### Direction
Using the listing beneath this task, count the lines with the word "世界防治哮喘日" and write only the result.

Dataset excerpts
## begin
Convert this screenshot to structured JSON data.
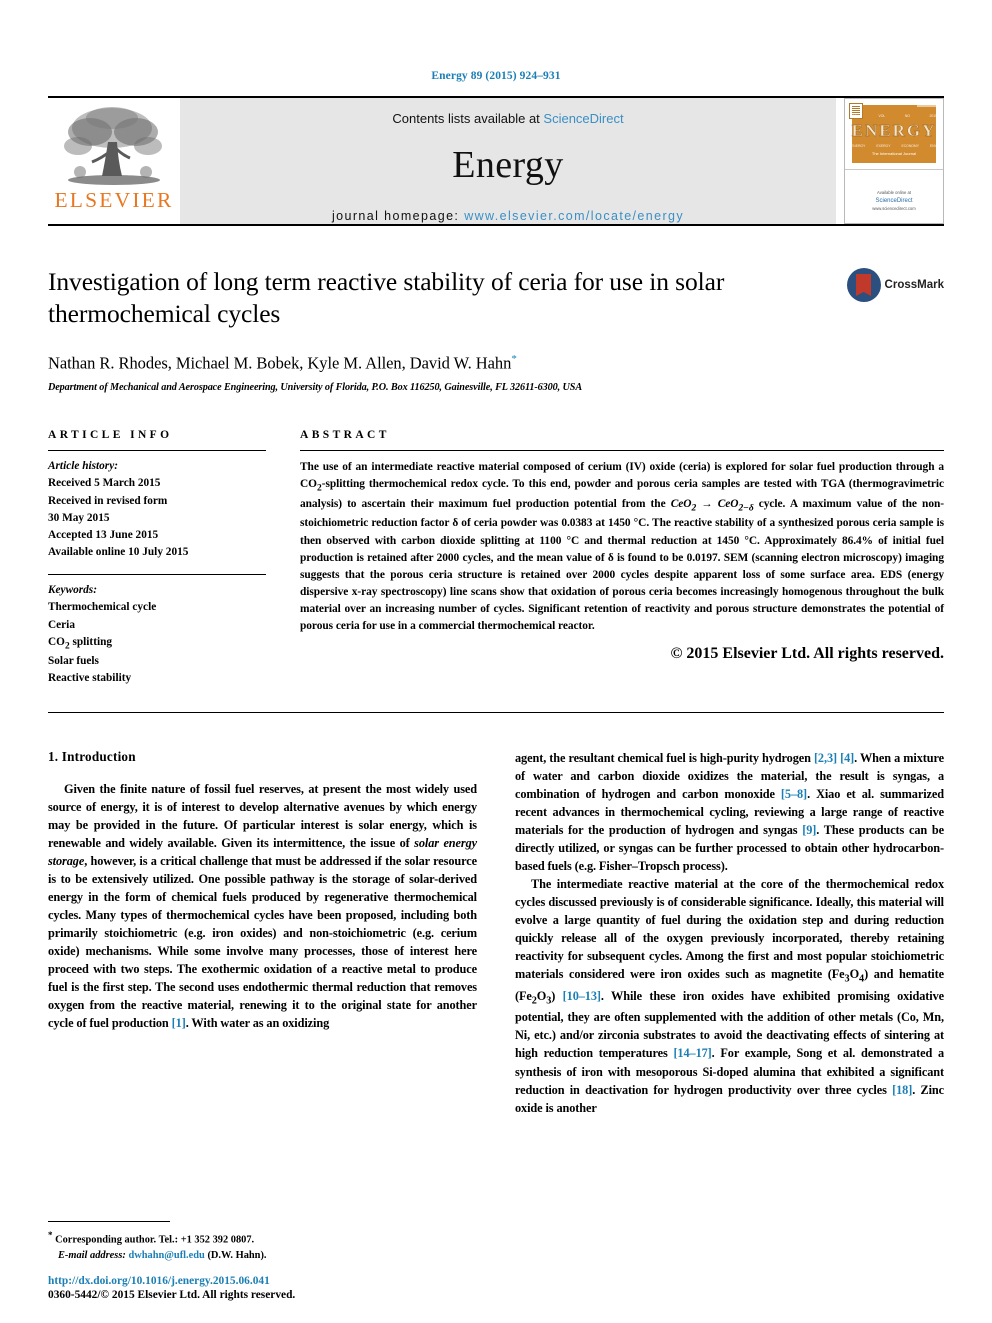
{
  "running_head": "Energy 89 (2015) 924–931",
  "masthead": {
    "contents_prefix": "Contents lists available at ",
    "sciencedirect": "ScienceDirect",
    "journal_name": "Energy",
    "homepage_prefix": "journal homepage: ",
    "homepage_url": "www.elsevier.com/locate/energy",
    "publisher": "ELSEVIER",
    "cover": {
      "title": "ENERGY",
      "subtitle": "The International Journal",
      "footer_line1": "Available online at",
      "footer_line2": "ScienceDirect",
      "footer_line3": "www.sciencedirect.com"
    }
  },
  "article": {
    "title": "Investigation of long term reactive stability of ceria for use in solar thermochemical cycles",
    "authors": "Nathan R. Rhodes, Michael M. Bobek, Kyle M. Allen, David W. Hahn",
    "affiliation": "Department of Mechanical and Aerospace Engineering, University of Florida, P.O. Box 116250, Gainesville, FL 32611-6300, USA",
    "crossmark_label": "CrossMark"
  },
  "article_info": {
    "heading": "ARTICLE INFO",
    "history_label": "Article history:",
    "history": [
      "Received 5 March 2015",
      "Received in revised form",
      "30 May 2015",
      "Accepted 13 June 2015",
      "Available online 10 July 2015"
    ],
    "keywords_label": "Keywords:",
    "keywords": [
      "Thermochemical cycle",
      "Ceria",
      "CO2 splitting",
      "Solar fuels",
      "Reactive stability"
    ]
  },
  "abstract": {
    "heading": "ABSTRACT",
    "text": "The use of an intermediate reactive material composed of cerium (IV) oxide (ceria) is explored for solar fuel production through a CO2-splitting thermochemical redox cycle. To this end, powder and porous ceria samples are tested with TGA (thermogravimetric analysis) to ascertain their maximum fuel production potential from the CeO2 → CeO2−δ cycle. A maximum value of the non-stoichiometric reduction factor δ of ceria powder was 0.0383 at 1450 °C. The reactive stability of a synthesized porous ceria sample is then observed with carbon dioxide splitting at 1100 °C and thermal reduction at 1450 °C. Approximately 86.4% of initial fuel production is retained after 2000 cycles, and the mean value of δ is found to be 0.0197. SEM (scanning electron microscopy) imaging suggests that the porous ceria structure is retained over 2000 cycles despite apparent loss of some surface area. EDS (energy dispersive x-ray spectroscopy) line scans show that oxidation of porous ceria becomes increasingly homogenous throughout the bulk material over an increasing number of cycles. Significant retention of reactivity and porous structure demonstrates the potential of porous ceria for use in a commercial thermochemical reactor.",
    "copyright": "© 2015 Elsevier Ltd. All rights reserved."
  },
  "sections": {
    "introduction_heading": "1. Introduction",
    "left_para_1": "Given the finite nature of fossil fuel reserves, at present the most widely used source of energy, it is of interest to develop alternative avenues by which energy may be provided in the future. Of particular interest is solar energy, which is renewable and widely available. Given its intermittence, the issue of solar energy storage, however, is a critical challenge that must be addressed if the solar resource is to be extensively utilized. One possible pathway is the storage of solar-derived energy in the form of chemical fuels produced by regenerative thermochemical cycles. Many types of thermochemical cycles have been proposed, including both primarily stoichiometric (e.g. iron oxides) and non-stoichiometric (e.g. cerium oxide) mechanisms. While some involve many processes, those of interest here proceed with two steps. The exothermic oxidation of a reactive metal to produce fuel is the first step. The second uses endothermic thermal reduction that removes oxygen from the reactive material, renewing it to the original state for another cycle of fuel production [1]. With water as an oxidizing",
    "right_para_1": "agent, the resultant chemical fuel is high-purity hydrogen [2,3] [4]. When a mixture of water and carbon dioxide oxidizes the material, the result is syngas, a combination of hydrogen and carbon monoxide [5–8]. Xiao et al. summarized recent advances in thermochemical cycling, reviewing a large range of reactive materials for the production of hydrogen and syngas [9]. These products can be directly utilized, or syngas can be further processed to obtain other hydrocarbon-based fuels (e.g. Fisher–Tropsch process).",
    "right_para_2": "The intermediate reactive material at the core of the thermochemical redox cycles discussed previously is of considerable significance. Ideally, this material will evolve a large quantity of fuel during the oxidation step and during reduction quickly release all of the oxygen previously incorporated, thereby retaining reactivity for subsequent cycles. Among the first and most popular stoichiometric materials considered were iron oxides such as magnetite (Fe3O4) and hematite (Fe2O3) [10–13]. While these iron oxides have exhibited promising oxidative potential, they are often supplemented with the addition of other metals (Co, Mn, Ni, etc.) and/or zirconia substrates to avoid the deactivating effects of sintering at high reduction temperatures [14–17]. For example, Song et al. demonstrated a synthesis of iron with mesoporous Si-doped alumina that exhibited a significant reduction in deactivation for hydrogen productivity over three cycles [18]. Zinc oxide is another"
  },
  "footnote": {
    "corresponding": "Corresponding author. Tel.: +1 352 392 0807.",
    "email_label": "E-mail address:",
    "email": "dwhahn@ufl.edu",
    "email_suffix": "(D.W. Hahn)."
  },
  "footer": {
    "doi": "http://dx.doi.org/10.1016/j.energy.2015.06.041",
    "issn": "0360-5442/© 2015 Elsevier Ltd. All rights reserved."
  },
  "colors": {
    "link": "#1b7fb5",
    "elsevier_orange": "#E87722",
    "masthead_grey": "#e6e6e6",
    "crossmark_blue": "#2b4f7e",
    "crossmark_red": "#c0392b"
  }
}
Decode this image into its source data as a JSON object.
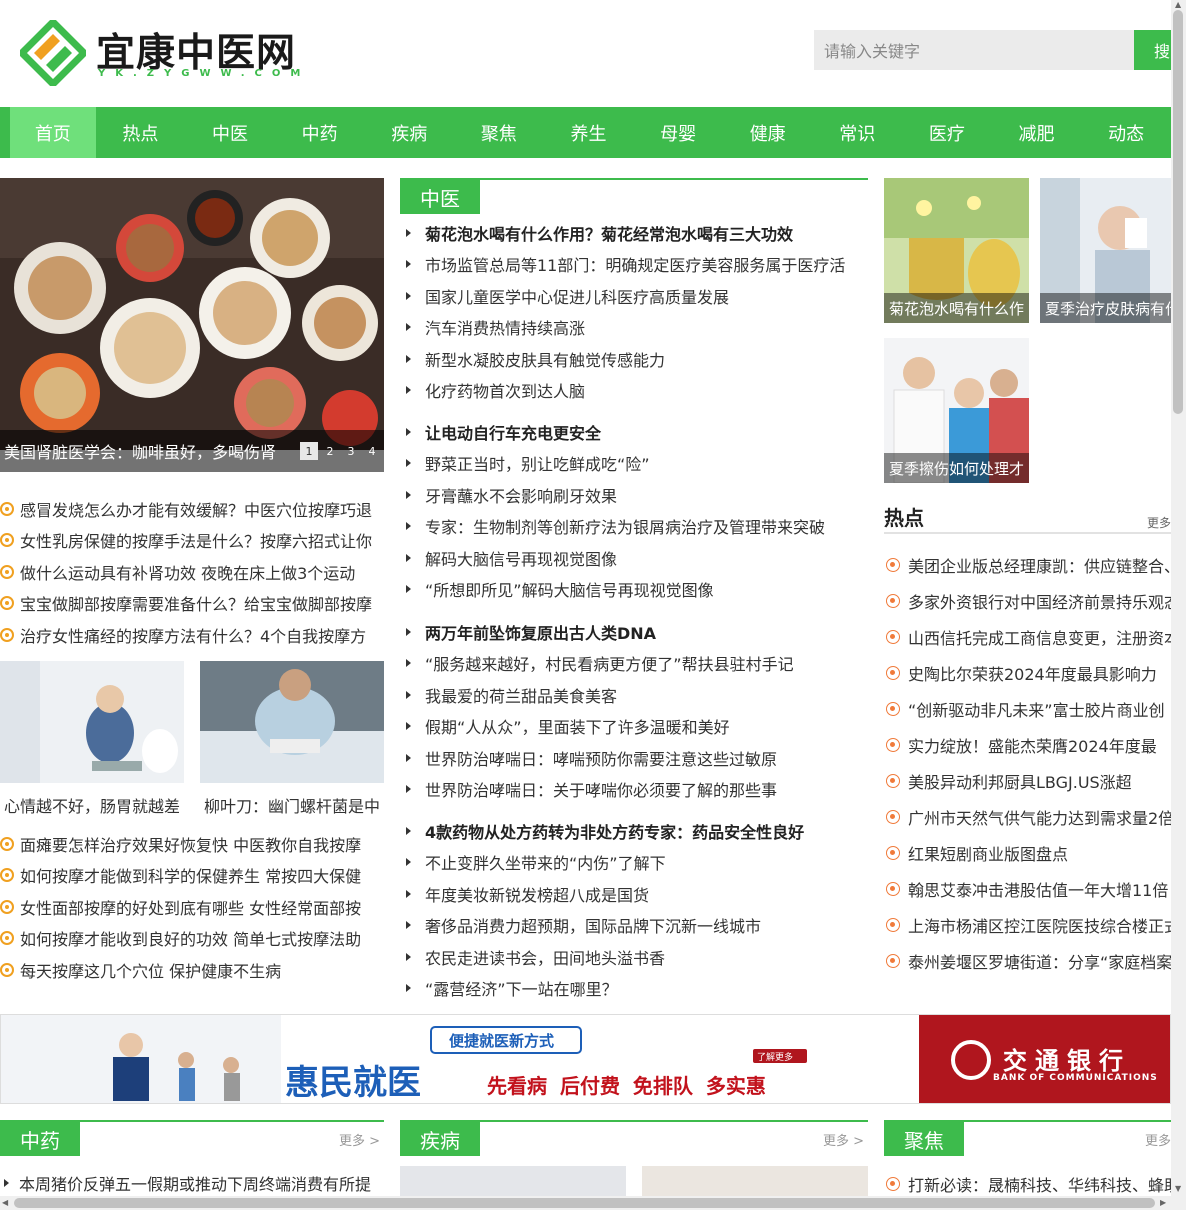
{
  "header": {
    "logo_title": "宜康中医网",
    "logo_sub": "YK.ZYGWW.COM",
    "search_placeholder": "请输入关键字",
    "search_button": "搜"
  },
  "nav": [
    "首页",
    "热点",
    "中医",
    "中药",
    "疾病",
    "聚焦",
    "养生",
    "母婴",
    "健康",
    "常识",
    "医疗",
    "减肥",
    "动态"
  ],
  "slider": {
    "caption": "美国肾脏医学会：咖啡虽好，多喝伤肾",
    "dots": [
      "1",
      "2",
      "3",
      "4"
    ]
  },
  "left_list_1": [
    "感冒发烧怎么办才能有效缓解？中医穴位按摩巧退",
    "女性乳房保健的按摩手法是什么？按摩六招式让你",
    "做什么运动具有补肾功效 夜晚在床上做3个运动",
    "宝宝做脚部按摩需要准备什么？给宝宝做脚部按摩",
    "治疗女性痛经的按摩方法有什么？4个自我按摩方"
  ],
  "left_thumbs": [
    "心情越不好，肠胃就越差",
    "柳叶刀：幽门螺杆菌是中"
  ],
  "left_list_2": [
    "面瘫要怎样治疗效果好恢复快 中医教你自我按摩",
    "如何按摩才能做到科学的保健养生 常按四大保健",
    "女性面部按摩的好处到底有哪些 女性经常面部按",
    "如何按摩才能收到良好的功效 简单七式按摩法助",
    "每天按摩这几个穴位 保护健康不生病"
  ],
  "mid": {
    "tag": "中医",
    "groups": [
      [
        "菊花泡水喝有什么作用？菊花经常泡水喝有三大功效",
        "市场监管总局等11部门：明确规定医疗美容服务属于医疗活",
        "国家儿童医学中心促进儿科医疗高质量发展",
        "汽车消费热情持续高涨",
        "新型水凝胶皮肤具有触觉传感能力",
        "化疗药物首次到达人脑"
      ],
      [
        "让电动自行车充电更安全",
        "野菜正当时，别让吃鲜成吃“险”",
        "牙膏蘸水不会影响刷牙效果",
        "专家：生物制剂等创新疗法为银屑病治疗及管理带来突破",
        "解码大脑信号再现视觉图像",
        "“所想即所见”解码大脑信号再现视觉图像"
      ],
      [
        "两万年前坠饰复原出古人类DNA",
        "“服务越来越好，村民看病更方便了”帮扶县驻村手记",
        "我最爱的荷兰甜品美食美客",
        "假期“人从众”，里面装下了许多温暖和美好",
        "世界防治哮喘日：哮喘预防你需要注意这些过敏原",
        "世界防治哮喘日：关于哮喘你必须要了解的那些事"
      ],
      [
        "4款药物从处方药转为非处方药专家：药品安全性良好",
        "不止变胖久坐带来的“内伤”了解下",
        "年度美妆新锐发榜超八成是国货",
        "奢侈品消费力超预期，国际品牌下沉新一线城市",
        "农民走进读书会，田间地头溢书香",
        "“露营经济”下一站在哪里？"
      ]
    ]
  },
  "right_thumbs": [
    "菊花泡水喝有什么作",
    "夏季治疗皮肤病有什",
    "夏季擦伤如何处理才"
  ],
  "hot": {
    "title": "热点",
    "more": "更多",
    "items": [
      "美团企业版总经理康凯：供应链整合、",
      "多家外资银行对中国经济前景持乐观态",
      "山西信托完成工商信息变更，注册资本",
      "史陶比尔荣获2024年度最具影响力",
      "“创新驱动非凡未来”富士胶片商业创",
      "实力绽放！盛能杰荣膺2024年度最",
      "美股异动利邦厨具LBGJ.US涨超",
      "广州市天然气供气能力达到需求量2倍",
      "红果短剧商业版图盘点",
      "翰思艾泰冲击港股估值一年大增11倍",
      "上海市杨浦区控江医院医技综合楼正式",
      "泰州姜堰区罗塘街道：分享“家庭档案"
    ]
  },
  "banner": {
    "slogan_top": "便捷就医新方式",
    "slogan_main": "惠民就医",
    "slogan_items": "先看病 后付费 免排队 多实惠",
    "learn_more": "了解更多",
    "bank_cn": "交通银行",
    "bank_en": "BANK OF COMMUNICATIONS"
  },
  "bottom": {
    "zy_tag": "中药",
    "zy_more": "更多 >",
    "zy_item": "本周猪价反弹五一假期或推动下周终端消费有所提",
    "jb_tag": "疾病",
    "jb_more": "更多 >",
    "jj_tag": "聚焦",
    "jj_more": "更多",
    "jj_item": "打新必读：晟楠科技、华纬科技、蜂助"
  }
}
## end
### Task response
2